Task directions =
Write out each entry again. Keep every word exactly as it is.

Data =
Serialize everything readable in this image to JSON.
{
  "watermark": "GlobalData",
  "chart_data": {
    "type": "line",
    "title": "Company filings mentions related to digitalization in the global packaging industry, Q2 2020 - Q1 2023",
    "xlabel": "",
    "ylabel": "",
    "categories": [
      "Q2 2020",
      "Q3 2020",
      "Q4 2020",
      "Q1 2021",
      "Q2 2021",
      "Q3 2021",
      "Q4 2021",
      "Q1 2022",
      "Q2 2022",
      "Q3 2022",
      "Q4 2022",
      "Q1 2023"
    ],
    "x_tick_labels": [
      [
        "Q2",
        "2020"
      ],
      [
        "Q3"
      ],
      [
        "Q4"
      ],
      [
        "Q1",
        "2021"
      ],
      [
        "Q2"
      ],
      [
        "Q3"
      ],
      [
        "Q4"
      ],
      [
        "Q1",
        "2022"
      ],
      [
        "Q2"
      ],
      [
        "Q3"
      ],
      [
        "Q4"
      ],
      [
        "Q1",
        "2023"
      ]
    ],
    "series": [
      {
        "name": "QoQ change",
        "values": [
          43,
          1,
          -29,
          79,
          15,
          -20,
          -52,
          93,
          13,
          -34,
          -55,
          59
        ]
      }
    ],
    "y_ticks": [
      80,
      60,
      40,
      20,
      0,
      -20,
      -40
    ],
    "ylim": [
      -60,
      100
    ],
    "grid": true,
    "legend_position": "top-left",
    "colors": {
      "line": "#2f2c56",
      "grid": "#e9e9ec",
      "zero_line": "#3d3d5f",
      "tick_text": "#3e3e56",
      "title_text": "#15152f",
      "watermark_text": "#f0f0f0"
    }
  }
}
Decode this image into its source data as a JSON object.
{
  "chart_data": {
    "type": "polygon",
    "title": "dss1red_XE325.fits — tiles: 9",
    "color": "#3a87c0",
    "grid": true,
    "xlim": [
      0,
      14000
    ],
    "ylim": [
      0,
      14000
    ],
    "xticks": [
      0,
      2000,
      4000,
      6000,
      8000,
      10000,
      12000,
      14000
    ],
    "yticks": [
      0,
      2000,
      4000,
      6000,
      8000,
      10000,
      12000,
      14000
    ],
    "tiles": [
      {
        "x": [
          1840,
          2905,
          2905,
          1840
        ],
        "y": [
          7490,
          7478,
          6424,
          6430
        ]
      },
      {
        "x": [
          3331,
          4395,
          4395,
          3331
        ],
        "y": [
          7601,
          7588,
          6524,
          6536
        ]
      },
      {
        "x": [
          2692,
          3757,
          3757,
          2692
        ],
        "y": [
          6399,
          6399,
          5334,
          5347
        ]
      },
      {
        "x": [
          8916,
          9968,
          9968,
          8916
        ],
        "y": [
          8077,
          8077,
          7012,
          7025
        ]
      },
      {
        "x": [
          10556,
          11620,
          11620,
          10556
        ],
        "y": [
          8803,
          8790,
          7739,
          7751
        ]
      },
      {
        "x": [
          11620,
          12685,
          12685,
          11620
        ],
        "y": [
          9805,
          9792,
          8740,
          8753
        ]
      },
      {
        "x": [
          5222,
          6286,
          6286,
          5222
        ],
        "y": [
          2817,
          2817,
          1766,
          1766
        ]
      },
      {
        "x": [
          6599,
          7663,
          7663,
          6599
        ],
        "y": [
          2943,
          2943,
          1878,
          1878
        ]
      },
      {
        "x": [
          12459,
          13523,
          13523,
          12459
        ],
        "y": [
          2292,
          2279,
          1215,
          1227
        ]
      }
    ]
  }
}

Finished exercise =
Serialize everything readable in this image to JSON.
{
  "watermark": "GlobalData",
  "chart_data": {
    "type": "line",
    "title": "Company filings mentions related to digitalization in the global packaging industry, Q2 2020 - Q1 2023",
    "xlabel": "",
    "ylabel": "",
    "categories": [
      "Q2 2020",
      "Q3 2020",
      "Q4 2020",
      "Q1 2021",
      "Q2 2021",
      "Q3 2021",
      "Q4 2021",
      "Q1 2022",
      "Q2 2022",
      "Q3 2022",
      "Q4 2022",
      "Q1 2023"
    ],
    "x_tick_labels": [
      [
        "Q2",
        "2020"
      ],
      [
        "Q3"
      ],
      [
        "Q4"
      ],
      [
        "Q1",
        "2021"
      ],
      [
        "Q2"
      ],
      [
        "Q3"
      ],
      [
        "Q4"
      ],
      [
        "Q1",
        "2022"
      ],
      [
        "Q2"
      ],
      [
        "Q3"
      ],
      [
        "Q4"
      ],
      [
        "Q1",
        "2023"
      ]
    ],
    "series": [
      {
        "name": "QoQ change",
        "values": [
          43,
          1,
          -29,
          79,
          15,
          -20,
          -52,
          93,
          13,
          -34,
          -55,
          59
        ]
      }
    ],
    "y_ticks": [
      80,
      60,
      40,
      20,
      0,
      -20,
      -40
    ],
    "ylim": [
      -60,
      100
    ],
    "grid": true,
    "legend_position": "top-left",
    "colors": {
      "line": "#2f2c56",
      "grid": "#e9e9ec",
      "zero_line": "#3d3d5f",
      "tick_text": "#3e3e56",
      "title_text": "#15152f",
      "watermark_text": "#f0f0f0"
    }
  }
}
Decode this image into its source data as a JSON object.
{
  "chart_data": {
    "type": "polygon",
    "title": "dss1red_XE325.fits — tiles: 9",
    "color": "#3a87c0",
    "grid": true,
    "xlim": [
      0,
      14000
    ],
    "ylim": [
      0,
      14000
    ],
    "xticks": [
      0,
      2000,
      4000,
      6000,
      8000,
      10000,
      12000,
      14000
    ],
    "yticks": [
      0,
      2000,
      4000,
      6000,
      8000,
      10000,
      12000,
      14000
    ],
    "tiles": [
      {
        "x": [
          1840,
          2905,
          2905,
          1840
        ],
        "y": [
          7490,
          7478,
          6424,
          6430
        ]
      },
      {
        "x": [
          3331,
          4395,
          4395,
          3331
        ],
        "y": [
          7601,
          7588,
          6524,
          6536
        ]
      },
      {
        "x": [
          2692,
          3757,
          3757,
          2692
        ],
        "y": [
          6399,
          6399,
          5334,
          5347
        ]
      },
      {
        "x": [
          8916,
          9968,
          9968,
          8916
        ],
        "y": [
          8077,
          8077,
          7012,
          7025
        ]
      },
      {
        "x": [
          10556,
          11620,
          11620,
          10556
        ],
        "y": [
          8803,
          8790,
          7739,
          7751
        ]
      },
      {
        "x": [
          11620,
          12685,
          12685,
          11620
        ],
        "y": [
          9805,
          9792,
          8740,
          8753
        ]
      },
      {
        "x": [
          5222,
          6286,
          6286,
          5222
        ],
        "y": [
          2817,
          2817,
          1766,
          1766
        ]
      },
      {
        "x": [
          6599,
          7663,
          7663,
          6599
        ],
        "y": [
          2943,
          2943,
          1878,
          1878
        ]
      },
      {
        "x": [
          12459,
          13523,
          13523,
          12459
        ],
        "y": [
          2292,
          2279,
          1215,
          1227
        ]
      }
    ]
  }
}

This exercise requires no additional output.